▶ [TASK REQUIREMENTS]: Go through the data below. List every line that holds the word "background".

(A run of records)
★ ★ ★ ★ ★ ★ ★

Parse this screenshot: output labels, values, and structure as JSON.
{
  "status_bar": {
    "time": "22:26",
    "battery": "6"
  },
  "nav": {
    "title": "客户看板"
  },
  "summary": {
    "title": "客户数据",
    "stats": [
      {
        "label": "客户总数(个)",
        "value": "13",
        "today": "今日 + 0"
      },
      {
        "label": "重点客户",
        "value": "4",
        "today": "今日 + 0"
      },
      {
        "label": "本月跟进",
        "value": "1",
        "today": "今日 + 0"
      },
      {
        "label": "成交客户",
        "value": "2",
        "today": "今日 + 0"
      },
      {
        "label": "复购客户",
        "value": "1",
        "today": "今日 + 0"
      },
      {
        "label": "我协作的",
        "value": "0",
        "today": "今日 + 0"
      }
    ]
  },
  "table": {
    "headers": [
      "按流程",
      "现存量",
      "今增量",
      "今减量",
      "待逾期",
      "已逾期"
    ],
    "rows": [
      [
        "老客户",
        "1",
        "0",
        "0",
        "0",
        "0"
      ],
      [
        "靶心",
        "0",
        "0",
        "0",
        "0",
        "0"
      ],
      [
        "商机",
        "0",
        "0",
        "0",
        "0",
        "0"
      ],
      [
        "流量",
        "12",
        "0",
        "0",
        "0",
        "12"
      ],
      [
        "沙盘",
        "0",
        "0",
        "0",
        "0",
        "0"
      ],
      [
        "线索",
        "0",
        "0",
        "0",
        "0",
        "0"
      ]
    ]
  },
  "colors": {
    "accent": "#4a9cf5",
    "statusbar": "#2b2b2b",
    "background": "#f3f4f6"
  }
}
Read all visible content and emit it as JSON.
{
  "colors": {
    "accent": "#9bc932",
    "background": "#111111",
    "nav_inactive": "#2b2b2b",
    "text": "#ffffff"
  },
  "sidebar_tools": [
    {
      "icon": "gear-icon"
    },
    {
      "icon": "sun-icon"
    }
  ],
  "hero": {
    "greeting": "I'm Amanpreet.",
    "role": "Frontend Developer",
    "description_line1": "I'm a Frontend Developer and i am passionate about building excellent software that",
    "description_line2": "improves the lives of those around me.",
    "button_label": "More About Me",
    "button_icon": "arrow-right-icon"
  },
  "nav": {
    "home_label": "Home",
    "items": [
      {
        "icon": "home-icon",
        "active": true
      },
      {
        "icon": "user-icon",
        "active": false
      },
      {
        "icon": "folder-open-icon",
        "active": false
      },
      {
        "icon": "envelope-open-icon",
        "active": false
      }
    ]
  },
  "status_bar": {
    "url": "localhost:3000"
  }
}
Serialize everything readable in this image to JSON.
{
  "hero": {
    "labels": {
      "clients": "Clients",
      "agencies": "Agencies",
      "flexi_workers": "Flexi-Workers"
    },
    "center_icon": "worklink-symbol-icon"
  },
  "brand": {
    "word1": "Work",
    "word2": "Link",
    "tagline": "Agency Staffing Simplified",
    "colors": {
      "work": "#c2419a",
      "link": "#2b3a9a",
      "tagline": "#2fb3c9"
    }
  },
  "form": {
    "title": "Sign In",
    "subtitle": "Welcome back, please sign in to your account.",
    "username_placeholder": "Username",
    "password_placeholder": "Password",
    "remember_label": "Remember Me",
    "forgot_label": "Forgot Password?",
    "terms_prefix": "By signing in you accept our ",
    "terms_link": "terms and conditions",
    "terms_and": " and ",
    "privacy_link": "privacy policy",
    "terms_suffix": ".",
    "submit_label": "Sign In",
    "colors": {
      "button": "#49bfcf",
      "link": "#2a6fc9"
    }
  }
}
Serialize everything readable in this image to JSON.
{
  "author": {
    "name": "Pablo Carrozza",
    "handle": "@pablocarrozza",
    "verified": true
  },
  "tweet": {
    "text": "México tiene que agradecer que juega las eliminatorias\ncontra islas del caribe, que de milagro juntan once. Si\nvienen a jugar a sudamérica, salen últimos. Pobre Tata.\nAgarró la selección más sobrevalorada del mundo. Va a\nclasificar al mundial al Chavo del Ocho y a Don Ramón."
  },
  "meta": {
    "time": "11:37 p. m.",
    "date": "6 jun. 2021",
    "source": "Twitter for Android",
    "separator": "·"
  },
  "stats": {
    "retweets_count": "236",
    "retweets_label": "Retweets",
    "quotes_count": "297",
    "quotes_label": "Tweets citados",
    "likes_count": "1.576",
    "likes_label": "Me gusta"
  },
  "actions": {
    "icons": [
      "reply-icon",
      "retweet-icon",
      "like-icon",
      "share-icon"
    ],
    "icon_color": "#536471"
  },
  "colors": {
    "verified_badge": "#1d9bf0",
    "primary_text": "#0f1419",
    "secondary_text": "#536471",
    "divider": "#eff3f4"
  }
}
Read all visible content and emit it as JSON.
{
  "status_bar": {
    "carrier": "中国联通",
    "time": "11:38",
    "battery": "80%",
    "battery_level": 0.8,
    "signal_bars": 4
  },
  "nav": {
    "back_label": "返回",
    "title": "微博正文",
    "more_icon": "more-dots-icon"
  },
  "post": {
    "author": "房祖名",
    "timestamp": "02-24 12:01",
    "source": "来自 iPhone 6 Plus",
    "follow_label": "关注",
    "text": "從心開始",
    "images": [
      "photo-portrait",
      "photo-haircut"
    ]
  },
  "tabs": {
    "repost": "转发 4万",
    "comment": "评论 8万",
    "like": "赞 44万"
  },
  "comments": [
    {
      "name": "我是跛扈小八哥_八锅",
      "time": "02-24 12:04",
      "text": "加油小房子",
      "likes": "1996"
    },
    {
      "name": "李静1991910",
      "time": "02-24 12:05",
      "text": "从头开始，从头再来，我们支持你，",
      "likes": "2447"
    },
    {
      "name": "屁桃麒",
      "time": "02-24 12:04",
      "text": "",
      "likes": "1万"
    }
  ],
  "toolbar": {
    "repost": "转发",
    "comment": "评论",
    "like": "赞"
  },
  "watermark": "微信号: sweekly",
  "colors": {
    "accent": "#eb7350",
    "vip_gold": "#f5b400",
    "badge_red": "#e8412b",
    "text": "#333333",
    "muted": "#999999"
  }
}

★ ★ ★ ★ ★ ★ ★

▶ [TASK SOLUTION]:
    "background": "#f3f4f6"
    "background": "#111111",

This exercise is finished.